(Records)
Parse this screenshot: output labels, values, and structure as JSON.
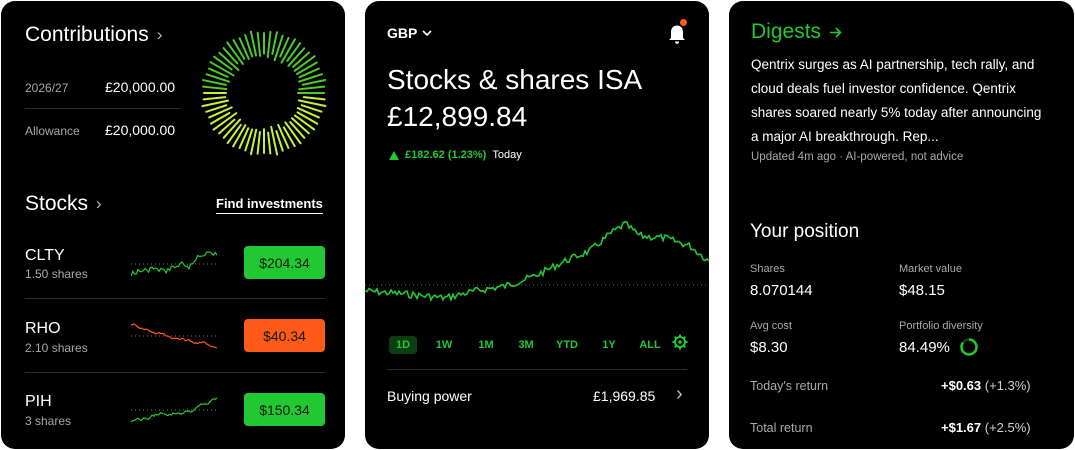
{
  "contributions": {
    "title": "Contributions",
    "rows": [
      {
        "label": "2026/27",
        "value": "£20,000.00"
      },
      {
        "label": "Allowance",
        "value": "£20,000.00"
      }
    ]
  },
  "stocks": {
    "title": "Stocks",
    "find_label": "Find investments",
    "items": [
      {
        "ticker": "CLTY",
        "shares": "1.50 shares",
        "price": "$204.34",
        "trend": "up",
        "color": "#22c832"
      },
      {
        "ticker": "RHO",
        "shares": "2.10 shares",
        "price": "$40.34",
        "trend": "down",
        "color": "#ff5a1a"
      },
      {
        "ticker": "PIH",
        "shares": "3 shares",
        "price": "$150.34",
        "trend": "up",
        "color": "#22c832"
      }
    ]
  },
  "account": {
    "currency": "GBP",
    "title": "Stocks & shares ISA",
    "value": "£12,899.84",
    "change": "£182.62 (1.23%)",
    "change_period": "Today",
    "ranges": [
      "1D",
      "1W",
      "1M",
      "3M",
      "YTD",
      "1Y",
      "ALL"
    ],
    "active_range": "1D",
    "buying_power_label": "Buying power",
    "buying_power_value": "£1,969.85"
  },
  "digests": {
    "title": "Digests",
    "body": "Qentrix surges as AI partnership, tech rally, and cloud deals fuel investor confidence. Qentrix shares soared nearly 5% today after announcing a major AI breakthrough. Rep...",
    "meta": "Updated 4m ago · AI-powered, not advice"
  },
  "position": {
    "title": "Your position",
    "shares_label": "Shares",
    "shares_value": "8.070144",
    "market_label": "Market value",
    "market_value": "$48.15",
    "avg_label": "Avg cost",
    "avg_value": "$8.30",
    "diversity_label": "Portfolio diversity",
    "diversity_value": "84.49%",
    "diversity_fraction": 0.8449,
    "today_label": "Today's return",
    "today_value": "+$0.63",
    "today_pct": "(+1.3%)",
    "total_label": "Total return",
    "total_value": "+$1.67",
    "total_pct": "(+2.5%)"
  },
  "colors": {
    "accent_green": "#22c832",
    "loss_orange": "#ff5a1a",
    "notification_dot": "#ff5a1a"
  },
  "icons": [
    "chevron-right-icon",
    "chevron-down-icon",
    "bell-icon",
    "arrow-right-icon",
    "triangle-up-icon",
    "gear-icon"
  ]
}
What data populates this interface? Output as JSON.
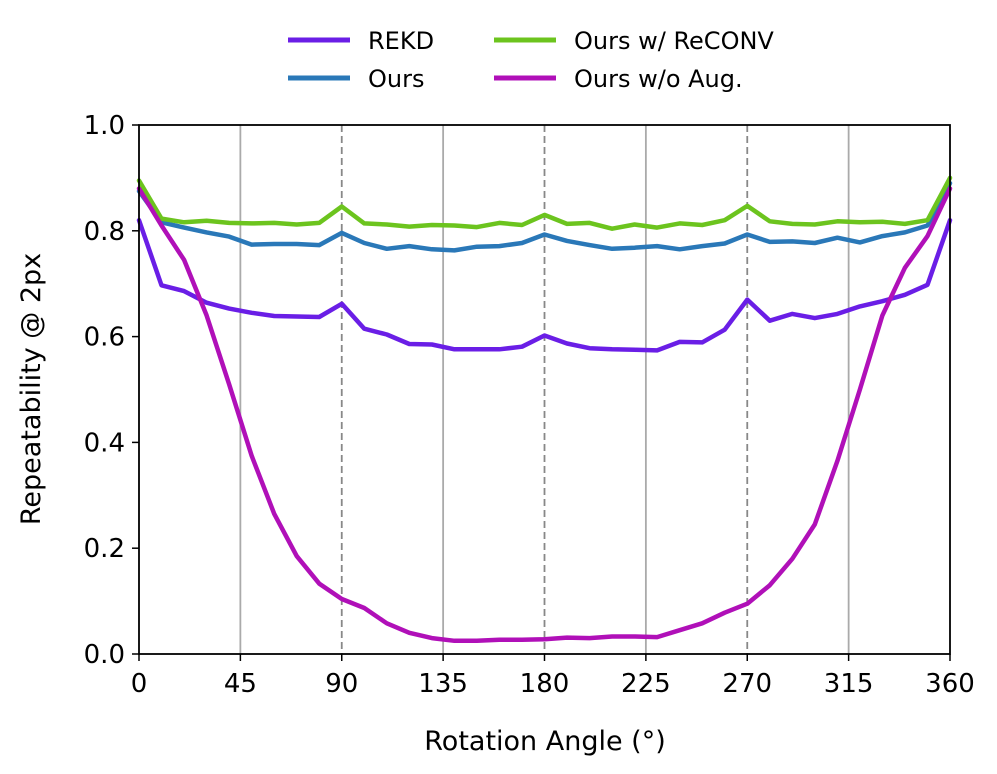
{
  "chart_data": {
    "type": "line",
    "xlabel": "Rotation Angle (°)",
    "ylabel": "Repeatability @ 2px",
    "xlim": [
      0,
      360
    ],
    "ylim": [
      0,
      1.0
    ],
    "x_ticks": [
      0,
      45,
      90,
      135,
      180,
      225,
      270,
      315,
      360
    ],
    "x_tick_labels": [
      "0",
      "45",
      "90",
      "135",
      "180",
      "225",
      "270",
      "315",
      "360"
    ],
    "y_ticks": [
      0,
      0.2,
      0.4,
      0.6,
      0.8,
      1.0
    ],
    "y_tick_labels": [
      "0.0",
      "0.2",
      "0.4",
      "0.6",
      "0.8",
      "1.0"
    ],
    "vertical_lines": {
      "solid": [
        45,
        135,
        225,
        315
      ],
      "dashed": [
        90,
        180,
        270
      ],
      "color": "#aaaaaa"
    },
    "legend_position": "top-center",
    "x": [
      0,
      10,
      20,
      30,
      40,
      50,
      60,
      70,
      80,
      90,
      100,
      110,
      120,
      130,
      140,
      150,
      160,
      170,
      180,
      190,
      200,
      210,
      220,
      230,
      240,
      250,
      260,
      270,
      280,
      290,
      300,
      310,
      320,
      330,
      340,
      350,
      360
    ],
    "series": [
      {
        "name": "REKD",
        "color": "#6a1ee6",
        "values": [
          0.82,
          0.697,
          0.686,
          0.664,
          0.653,
          0.645,
          0.639,
          0.638,
          0.637,
          0.662,
          0.615,
          0.604,
          0.586,
          0.585,
          0.576,
          0.576,
          0.576,
          0.581,
          0.602,
          0.587,
          0.578,
          0.576,
          0.575,
          0.574,
          0.59,
          0.589,
          0.613,
          0.67,
          0.63,
          0.643,
          0.635,
          0.643,
          0.657,
          0.667,
          0.679,
          0.698,
          0.82
        ]
      },
      {
        "name": "Ours",
        "color": "#2a78b8",
        "values": [
          0.875,
          0.816,
          0.806,
          0.797,
          0.789,
          0.774,
          0.775,
          0.775,
          0.773,
          0.796,
          0.777,
          0.766,
          0.771,
          0.765,
          0.763,
          0.77,
          0.771,
          0.777,
          0.793,
          0.781,
          0.773,
          0.766,
          0.768,
          0.771,
          0.765,
          0.771,
          0.776,
          0.793,
          0.779,
          0.78,
          0.777,
          0.787,
          0.778,
          0.79,
          0.797,
          0.81,
          0.89
        ]
      },
      {
        "name": "Ours w/ ReCONV",
        "color": "#6cc41e",
        "values": [
          0.895,
          0.823,
          0.816,
          0.819,
          0.815,
          0.814,
          0.815,
          0.812,
          0.815,
          0.846,
          0.814,
          0.812,
          0.808,
          0.811,
          0.81,
          0.807,
          0.815,
          0.811,
          0.83,
          0.813,
          0.815,
          0.804,
          0.812,
          0.806,
          0.814,
          0.811,
          0.82,
          0.847,
          0.818,
          0.813,
          0.812,
          0.818,
          0.816,
          0.817,
          0.813,
          0.82,
          0.9
        ]
      },
      {
        "name": "Ours w/o Aug.",
        "color": "#b010b8",
        "values": [
          0.88,
          0.81,
          0.745,
          0.64,
          0.51,
          0.375,
          0.265,
          0.185,
          0.133,
          0.104,
          0.087,
          0.058,
          0.04,
          0.03,
          0.025,
          0.025,
          0.027,
          0.027,
          0.028,
          0.031,
          0.03,
          0.033,
          0.033,
          0.032,
          0.045,
          0.058,
          0.078,
          0.095,
          0.13,
          0.18,
          0.245,
          0.365,
          0.5,
          0.64,
          0.73,
          0.79,
          0.88
        ]
      }
    ]
  }
}
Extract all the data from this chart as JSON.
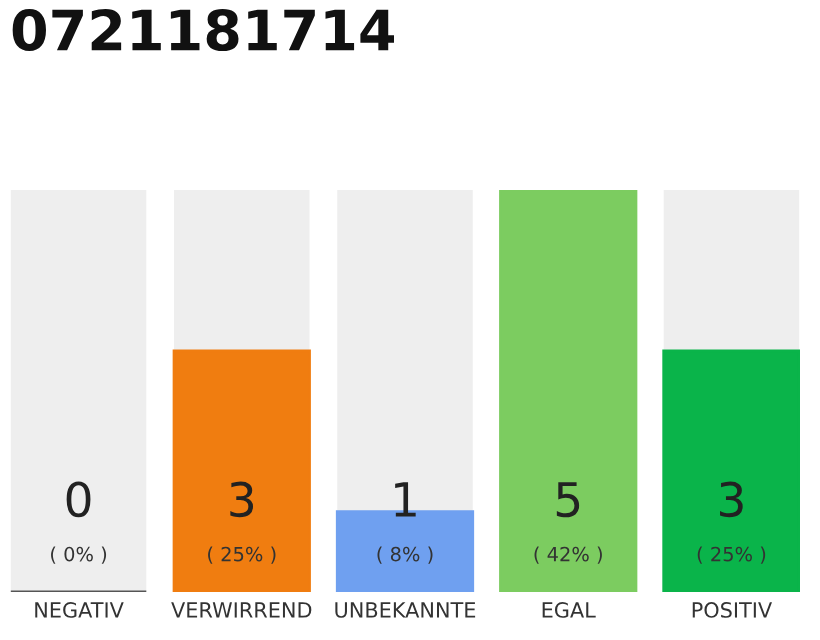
{
  "chart_data": {
    "type": "bar",
    "title": "0721181714",
    "categories": [
      "NEGATIV",
      "VERWIRREND",
      "UNBEKANNTE",
      "EGAL",
      "POSITIV"
    ],
    "values": [
      0,
      3,
      1,
      5,
      3
    ],
    "colors": [
      "#555555",
      "#f07d10",
      "#6fa0f0",
      "#7ccc60",
      "#0ab44a"
    ],
    "ylim": [
      0,
      5
    ],
    "tick_labels": "x",
    "data_labels": true,
    "grid": false,
    "legend": false,
    "annotations": [
      "( 0% )",
      "( 25% )",
      "( 8% )",
      "( 42% )",
      "( 25% )"
    ]
  }
}
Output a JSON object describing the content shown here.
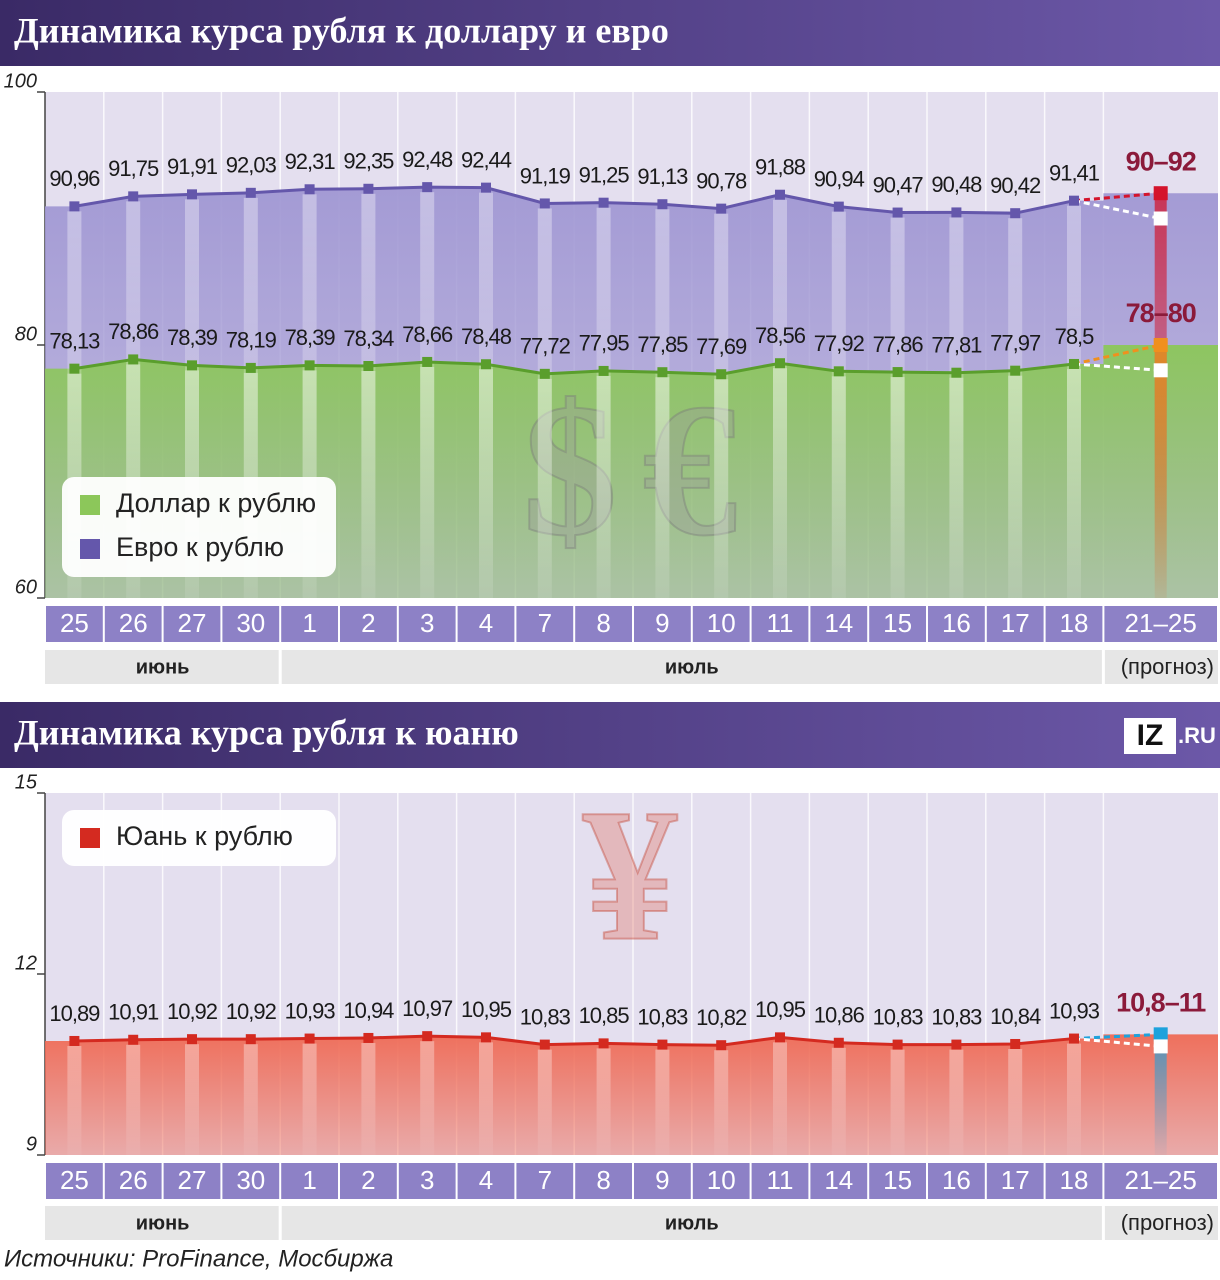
{
  "chart_data": [
    {
      "type": "line",
      "title": "Динамика курса рубля к доллару и евро",
      "categories": [
        "25",
        "26",
        "27",
        "30",
        "1",
        "2",
        "3",
        "4",
        "7",
        "8",
        "9",
        "10",
        "11",
        "14",
        "15",
        "16",
        "17",
        "18",
        "21–25"
      ],
      "month_groups": [
        {
          "label": "июнь",
          "from": "25",
          "to": "30"
        },
        {
          "label": "июль",
          "from": "1",
          "to": "18"
        }
      ],
      "forecast_label": "(прогноз)",
      "ylim": [
        60,
        100
      ],
      "yticks": [
        60,
        80,
        100
      ],
      "legend": "lower left",
      "symbols": [
        "$",
        "€"
      ],
      "series": [
        {
          "name": "Доллар к рублю",
          "color": "#5a9e2c",
          "fill": "#8cc75a",
          "values": [
            78.13,
            78.86,
            78.39,
            78.19,
            78.39,
            78.34,
            78.66,
            78.48,
            77.72,
            77.95,
            77.85,
            77.69,
            78.56,
            77.92,
            77.86,
            77.81,
            77.97,
            78.5,
            null
          ],
          "value_labels": [
            "78,13",
            "78,86",
            "78,39",
            "78,19",
            "78,39",
            "78,34",
            "78,66",
            "78,48",
            "77,72",
            "77,95",
            "77,85",
            "77,69",
            "78,56",
            "77,92",
            "77,86",
            "77,81",
            "77,97",
            "78,5",
            null
          ],
          "forecast": {
            "low": 78,
            "high": 80,
            "label": "78–80",
            "color": "#f0901e"
          }
        },
        {
          "name": "Евро к рублю",
          "color": "#6457ab",
          "fill": "#a097d3",
          "values": [
            90.96,
            91.75,
            91.91,
            92.03,
            92.31,
            92.35,
            92.48,
            92.44,
            91.19,
            91.25,
            91.13,
            90.78,
            91.88,
            90.94,
            90.47,
            90.48,
            90.42,
            91.41,
            null
          ],
          "value_labels": [
            "90,96",
            "91,75",
            "91,91",
            "92,03",
            "92,31",
            "92,35",
            "92,48",
            "92,44",
            "91,19",
            "91,25",
            "91,13",
            "90,78",
            "91,88",
            "90,94",
            "90,47",
            "90,48",
            "90,42",
            "91,41",
            null
          ],
          "forecast": {
            "low": 90,
            "high": 92,
            "label": "90–92",
            "color": "#d4142c"
          }
        }
      ]
    },
    {
      "type": "line",
      "title": "Динамика курса рубля к юаню",
      "logo": [
        "IZ",
        ".RU"
      ],
      "categories": [
        "25",
        "26",
        "27",
        "30",
        "1",
        "2",
        "3",
        "4",
        "7",
        "8",
        "9",
        "10",
        "11",
        "14",
        "15",
        "16",
        "17",
        "18",
        "21–25"
      ],
      "month_groups": [
        {
          "label": "июнь",
          "from": "25",
          "to": "30"
        },
        {
          "label": "июль",
          "from": "1",
          "to": "18"
        }
      ],
      "forecast_label": "(прогноз)",
      "ylim": [
        9,
        15
      ],
      "yticks": [
        9,
        12,
        15
      ],
      "legend": "upper left",
      "symbols": [
        "¥"
      ],
      "series": [
        {
          "name": "Юань к рублю",
          "color": "#d42a20",
          "fill": "#ef6a55",
          "values": [
            10.89,
            10.91,
            10.92,
            10.92,
            10.93,
            10.94,
            10.97,
            10.95,
            10.83,
            10.85,
            10.83,
            10.82,
            10.95,
            10.86,
            10.83,
            10.83,
            10.84,
            10.93,
            null
          ],
          "value_labels": [
            "10,89",
            "10,91",
            "10,92",
            "10,92",
            "10,93",
            "10,94",
            "10,97",
            "10,95",
            "10,83",
            "10,85",
            "10,83",
            "10,82",
            "10,95",
            "10,86",
            "10,83",
            "10,83",
            "10,84",
            "10,93",
            null
          ],
          "forecast": {
            "low": 10.8,
            "high": 11,
            "label": "10,8–11",
            "color": "#1ea2dc"
          }
        }
      ]
    }
  ],
  "source": "Источники: ProFinance, Мосбиржа"
}
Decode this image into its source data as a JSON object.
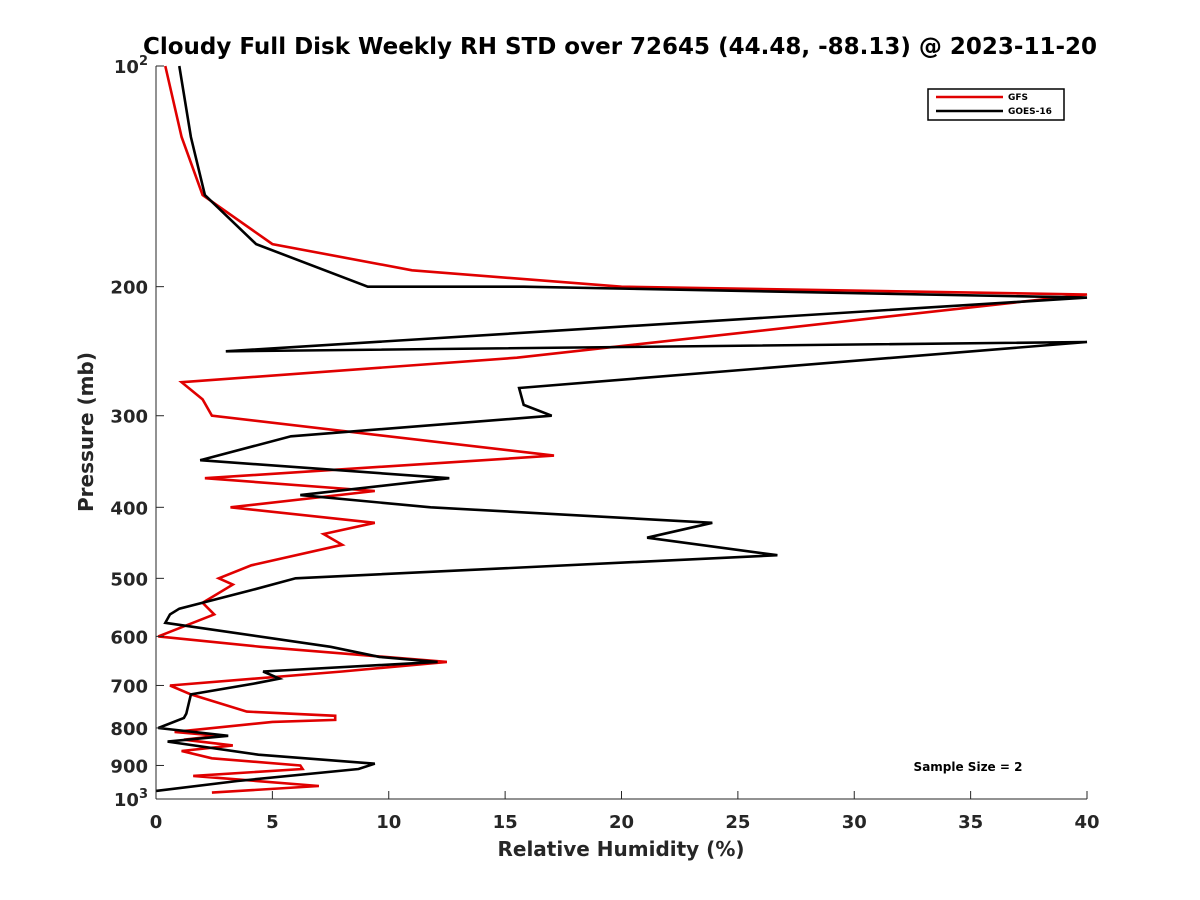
{
  "chart_data": {
    "type": "line",
    "title": "Cloudy Full Disk Weekly RH STD over 72645 (44.48, -88.13) @ 2023-11-20",
    "xlabel": "Relative Humidity (%)",
    "ylabel": "Pressure (mb)",
    "xlim": [
      0,
      40
    ],
    "ylim": [
      100,
      1000
    ],
    "y_scale": "log",
    "y_reversed": true,
    "grid": false,
    "legend_position": "top-right",
    "x_ticks": [
      {
        "value": 0,
        "label": "0"
      },
      {
        "value": 5,
        "label": "5"
      },
      {
        "value": 10,
        "label": "10"
      },
      {
        "value": 15,
        "label": "15"
      },
      {
        "value": 20,
        "label": "20"
      },
      {
        "value": 25,
        "label": "25"
      },
      {
        "value": 30,
        "label": "30"
      },
      {
        "value": 35,
        "label": "35"
      },
      {
        "value": 40,
        "label": "40"
      }
    ],
    "y_ticks": [
      {
        "value": 100,
        "base": "10",
        "exp": "2"
      },
      {
        "value": 200,
        "label": "200"
      },
      {
        "value": 300,
        "label": "300"
      },
      {
        "value": 400,
        "label": "400"
      },
      {
        "value": 500,
        "label": "500"
      },
      {
        "value": 600,
        "label": "600"
      },
      {
        "value": 700,
        "label": "700"
      },
      {
        "value": 800,
        "label": "800"
      },
      {
        "value": 900,
        "label": "900"
      },
      {
        "value": 1000,
        "base": "10",
        "exp": "3"
      }
    ],
    "series": [
      {
        "name": "GFS",
        "color": "#e00000",
        "points": [
          [
            0.4,
            100
          ],
          [
            1.1,
            125
          ],
          [
            2.0,
            150
          ],
          [
            5.0,
            175
          ],
          [
            11.0,
            190
          ],
          [
            20.0,
            200
          ],
          [
            40.0,
            205
          ],
          [
            15.5,
            250
          ],
          [
            1.1,
            270
          ],
          [
            2.0,
            285
          ],
          [
            2.4,
            300
          ],
          [
            17.1,
            340
          ],
          [
            2.1,
            365
          ],
          [
            9.4,
            380
          ],
          [
            3.2,
            400
          ],
          [
            9.4,
            420
          ],
          [
            7.2,
            435
          ],
          [
            8.0,
            450
          ],
          [
            4.1,
            480
          ],
          [
            2.7,
            500
          ],
          [
            3.3,
            510
          ],
          [
            2.0,
            540
          ],
          [
            2.5,
            560
          ],
          [
            0.1,
            600
          ],
          [
            4.5,
            620
          ],
          [
            12.5,
            650
          ],
          [
            8.0,
            670
          ],
          [
            0.6,
            700
          ],
          [
            1.5,
            720
          ],
          [
            3.9,
            760
          ],
          [
            7.7,
            770
          ],
          [
            7.7,
            780
          ],
          [
            5.0,
            785
          ],
          [
            0.8,
            810
          ],
          [
            2.7,
            820
          ],
          [
            1.2,
            830
          ],
          [
            3.3,
            845
          ],
          [
            1.1,
            860
          ],
          [
            2.4,
            880
          ],
          [
            6.2,
            900
          ],
          [
            6.3,
            910
          ],
          [
            1.6,
            930
          ],
          [
            7.0,
            960
          ],
          [
            2.4,
            980
          ]
        ]
      },
      {
        "name": "GOES-16",
        "color": "#000000",
        "points": [
          [
            1.0,
            100
          ],
          [
            1.5,
            125
          ],
          [
            2.1,
            150
          ],
          [
            4.3,
            175
          ],
          [
            9.1,
            200
          ],
          [
            15.8,
            200
          ],
          [
            40.0,
            207
          ],
          [
            3.0,
            245
          ],
          [
            40.0,
            238
          ],
          [
            15.6,
            275
          ],
          [
            15.8,
            290
          ],
          [
            17.0,
            300
          ],
          [
            5.8,
            320
          ],
          [
            1.9,
            345
          ],
          [
            12.6,
            365
          ],
          [
            6.2,
            385
          ],
          [
            11.8,
            400
          ],
          [
            23.9,
            420
          ],
          [
            21.1,
            440
          ],
          [
            26.7,
            465
          ],
          [
            6.0,
            500
          ],
          [
            4.0,
            520
          ],
          [
            1.0,
            550
          ],
          [
            0.6,
            560
          ],
          [
            0.4,
            575
          ],
          [
            7.5,
            620
          ],
          [
            9.6,
            640
          ],
          [
            12.1,
            650
          ],
          [
            4.6,
            670
          ],
          [
            5.3,
            685
          ],
          [
            4.3,
            695
          ],
          [
            1.5,
            720
          ],
          [
            1.3,
            765
          ],
          [
            1.2,
            775
          ],
          [
            0.1,
            800
          ],
          [
            3.1,
            820
          ],
          [
            0.5,
            835
          ],
          [
            4.4,
            870
          ],
          [
            9.4,
            895
          ],
          [
            8.7,
            910
          ],
          [
            3.5,
            945
          ],
          [
            0.0,
            975
          ]
        ]
      }
    ],
    "annotations": [
      "Sample Size = 2"
    ]
  }
}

▶ INSTRUCTIONS FOR THE TASK
Each line above that includes "object" counts once; state the total and nothing more.

▶ THE COMPLETED TASK
2